::: Material provided
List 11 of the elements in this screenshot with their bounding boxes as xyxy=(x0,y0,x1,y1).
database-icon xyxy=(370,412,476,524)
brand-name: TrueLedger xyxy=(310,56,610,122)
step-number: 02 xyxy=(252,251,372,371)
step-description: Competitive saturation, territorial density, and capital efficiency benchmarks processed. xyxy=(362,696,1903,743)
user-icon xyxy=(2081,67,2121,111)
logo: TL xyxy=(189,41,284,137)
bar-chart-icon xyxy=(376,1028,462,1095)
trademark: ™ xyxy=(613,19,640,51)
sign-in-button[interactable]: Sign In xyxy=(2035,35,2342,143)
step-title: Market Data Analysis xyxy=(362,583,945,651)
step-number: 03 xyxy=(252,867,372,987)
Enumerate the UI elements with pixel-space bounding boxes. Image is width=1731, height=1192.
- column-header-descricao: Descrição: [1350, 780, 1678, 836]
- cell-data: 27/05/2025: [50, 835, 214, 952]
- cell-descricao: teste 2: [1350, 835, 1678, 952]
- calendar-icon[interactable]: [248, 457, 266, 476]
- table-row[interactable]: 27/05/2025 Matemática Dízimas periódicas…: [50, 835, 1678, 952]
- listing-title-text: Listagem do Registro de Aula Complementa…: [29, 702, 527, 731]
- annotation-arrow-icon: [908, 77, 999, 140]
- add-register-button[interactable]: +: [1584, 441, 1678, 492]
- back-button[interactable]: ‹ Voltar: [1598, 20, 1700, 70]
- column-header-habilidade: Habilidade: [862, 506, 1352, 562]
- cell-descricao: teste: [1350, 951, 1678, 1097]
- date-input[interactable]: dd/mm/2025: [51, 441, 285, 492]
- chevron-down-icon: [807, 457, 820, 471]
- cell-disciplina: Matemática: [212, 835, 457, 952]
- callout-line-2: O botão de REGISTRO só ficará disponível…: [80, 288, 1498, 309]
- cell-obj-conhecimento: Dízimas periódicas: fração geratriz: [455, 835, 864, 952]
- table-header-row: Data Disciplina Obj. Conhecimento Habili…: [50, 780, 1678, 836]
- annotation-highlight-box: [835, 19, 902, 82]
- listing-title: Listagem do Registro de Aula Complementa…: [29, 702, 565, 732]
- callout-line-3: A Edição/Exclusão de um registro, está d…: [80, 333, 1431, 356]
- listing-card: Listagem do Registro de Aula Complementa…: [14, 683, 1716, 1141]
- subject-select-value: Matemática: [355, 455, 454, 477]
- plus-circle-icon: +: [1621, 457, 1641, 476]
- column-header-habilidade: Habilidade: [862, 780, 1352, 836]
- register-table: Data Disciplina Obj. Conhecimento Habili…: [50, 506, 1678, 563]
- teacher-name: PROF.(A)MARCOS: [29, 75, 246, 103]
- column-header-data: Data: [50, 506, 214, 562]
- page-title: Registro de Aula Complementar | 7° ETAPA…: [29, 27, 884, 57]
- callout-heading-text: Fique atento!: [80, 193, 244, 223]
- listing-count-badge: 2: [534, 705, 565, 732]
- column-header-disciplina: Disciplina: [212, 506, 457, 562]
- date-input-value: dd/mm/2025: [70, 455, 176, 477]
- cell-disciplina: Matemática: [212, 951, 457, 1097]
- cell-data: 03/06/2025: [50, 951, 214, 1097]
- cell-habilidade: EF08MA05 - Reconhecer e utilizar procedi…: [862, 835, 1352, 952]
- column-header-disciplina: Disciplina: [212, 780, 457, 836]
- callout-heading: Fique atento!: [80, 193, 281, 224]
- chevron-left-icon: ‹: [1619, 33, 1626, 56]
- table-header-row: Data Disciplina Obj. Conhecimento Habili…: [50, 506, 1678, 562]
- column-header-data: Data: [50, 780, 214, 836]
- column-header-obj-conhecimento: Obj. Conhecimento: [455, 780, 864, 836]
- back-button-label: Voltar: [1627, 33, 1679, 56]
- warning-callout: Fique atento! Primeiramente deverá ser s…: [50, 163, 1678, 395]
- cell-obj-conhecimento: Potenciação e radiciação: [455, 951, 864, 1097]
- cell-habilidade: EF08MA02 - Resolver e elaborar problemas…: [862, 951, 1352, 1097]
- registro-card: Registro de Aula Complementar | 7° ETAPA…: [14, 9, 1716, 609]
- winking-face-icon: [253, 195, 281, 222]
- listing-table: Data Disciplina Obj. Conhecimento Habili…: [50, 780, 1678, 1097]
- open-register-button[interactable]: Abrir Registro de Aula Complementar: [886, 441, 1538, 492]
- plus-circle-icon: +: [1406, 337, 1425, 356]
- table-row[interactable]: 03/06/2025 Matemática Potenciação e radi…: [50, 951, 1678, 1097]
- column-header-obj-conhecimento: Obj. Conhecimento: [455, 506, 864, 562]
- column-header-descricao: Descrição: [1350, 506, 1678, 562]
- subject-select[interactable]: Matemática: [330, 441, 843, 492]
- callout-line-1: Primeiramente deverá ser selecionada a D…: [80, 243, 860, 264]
::::::
» Goal
Repeat all of the material above line for line, changing nothing.

» Completed task
List 11 of the elements in this screenshot with their bounding boxes as xyxy=(x0,y0,x1,y1).
database-icon xyxy=(370,412,476,524)
brand-name: TrueLedger xyxy=(310,56,610,122)
step-number: 02 xyxy=(252,251,372,371)
step-description: Competitive saturation, territorial density, and capital efficiency benchmarks processed. xyxy=(362,696,1903,743)
user-icon xyxy=(2081,67,2121,111)
logo: TL xyxy=(189,41,284,137)
bar-chart-icon xyxy=(376,1028,462,1095)
trademark: ™ xyxy=(613,19,640,51)
sign-in-button[interactable]: Sign In xyxy=(2035,35,2342,143)
step-title: Market Data Analysis xyxy=(362,583,945,651)
step-number: 03 xyxy=(252,867,372,987)
Enumerate the UI elements with pixel-space bounding boxes. Image is width=1731, height=1192.
- column-header-descricao: Descrição: [1350, 780, 1678, 836]
- cell-data: 27/05/2025: [50, 835, 214, 952]
- cell-descricao: teste 2: [1350, 835, 1678, 952]
- calendar-icon[interactable]: [248, 457, 266, 476]
- table-row[interactable]: 27/05/2025 Matemática Dízimas periódicas…: [50, 835, 1678, 952]
- listing-title-text: Listagem do Registro de Aula Complementa…: [29, 702, 527, 731]
- annotation-arrow-icon: [908, 77, 999, 140]
- add-register-button[interactable]: +: [1584, 441, 1678, 492]
- back-button[interactable]: ‹ Voltar: [1598, 20, 1700, 70]
- column-header-habilidade: Habilidade: [862, 506, 1352, 562]
- cell-descricao: teste: [1350, 951, 1678, 1097]
- date-input[interactable]: dd/mm/2025: [51, 441, 285, 492]
- chevron-down-icon: [807, 457, 820, 471]
- cell-disciplina: Matemática: [212, 835, 457, 952]
- callout-line-2: O botão de REGISTRO só ficará disponível…: [80, 288, 1498, 309]
- cell-obj-conhecimento: Dízimas periódicas: fração geratriz: [455, 835, 864, 952]
- table-header-row: Data Disciplina Obj. Conhecimento Habili…: [50, 780, 1678, 836]
- annotation-highlight-box: [835, 19, 902, 82]
- listing-title: Listagem do Registro de Aula Complementa…: [29, 702, 565, 732]
- callout-line-3: A Edição/Exclusão de um registro, está d…: [80, 333, 1431, 356]
- listing-card: Listagem do Registro de Aula Complementa…: [14, 683, 1716, 1141]
- subject-select-value: Matemática: [355, 455, 454, 477]
- plus-circle-icon: +: [1621, 457, 1641, 476]
- column-header-habilidade: Habilidade: [862, 780, 1352, 836]
- register-table: Data Disciplina Obj. Conhecimento Habili…: [50, 506, 1678, 563]
- teacher-name: PROF.(A)MARCOS: [29, 75, 246, 103]
- column-header-data: Data: [50, 506, 214, 562]
- page-title: Registro de Aula Complementar | 7° ETAPA…: [29, 27, 884, 57]
- callout-heading-text: Fique atento!: [80, 193, 244, 223]
- listing-count-badge: 2: [534, 705, 565, 732]
- column-header-disciplina: Disciplina: [212, 506, 457, 562]
- date-input-value: dd/mm/2025: [70, 455, 176, 477]
- cell-disciplina: Matemática: [212, 951, 457, 1097]
- cell-data: 03/06/2025: [50, 951, 214, 1097]
- cell-habilidade: EF08MA05 - Reconhecer e utilizar procedi…: [862, 835, 1352, 952]
- column-header-disciplina: Disciplina: [212, 780, 457, 836]
- callout-heading: Fique atento!: [80, 193, 281, 224]
- chevron-left-icon: ‹: [1619, 33, 1626, 56]
- table-header-row: Data Disciplina Obj. Conhecimento Habili…: [50, 506, 1678, 562]
- column-header-data: Data: [50, 780, 214, 836]
- column-header-obj-conhecimento: Obj. Conhecimento: [455, 780, 864, 836]
- back-button-label: Voltar: [1627, 33, 1679, 56]
- warning-callout: Fique atento! Primeiramente deverá ser s…: [50, 163, 1678, 395]
- cell-obj-conhecimento: Potenciação e radiciação: [455, 951, 864, 1097]
- cell-habilidade: EF08MA02 - Resolver e elaborar problemas…: [862, 951, 1352, 1097]
- registro-card: Registro de Aula Complementar | 7° ETAPA…: [14, 9, 1716, 609]
- winking-face-icon: [253, 195, 281, 222]
- listing-table: Data Disciplina Obj. Conhecimento Habili…: [50, 780, 1678, 1097]
- open-register-button[interactable]: Abrir Registro de Aula Complementar: [886, 441, 1538, 492]
- plus-circle-icon: +: [1406, 337, 1425, 356]
- table-row[interactable]: 03/06/2025 Matemática Potenciação e radi…: [50, 951, 1678, 1097]
- column-header-obj-conhecimento: Obj. Conhecimento: [455, 506, 864, 562]
- column-header-descricao: Descrição: [1350, 506, 1678, 562]
- subject-select[interactable]: Matemática: [330, 441, 843, 492]
- callout-line-1: Primeiramente deverá ser selecionada a D…: [80, 243, 860, 264]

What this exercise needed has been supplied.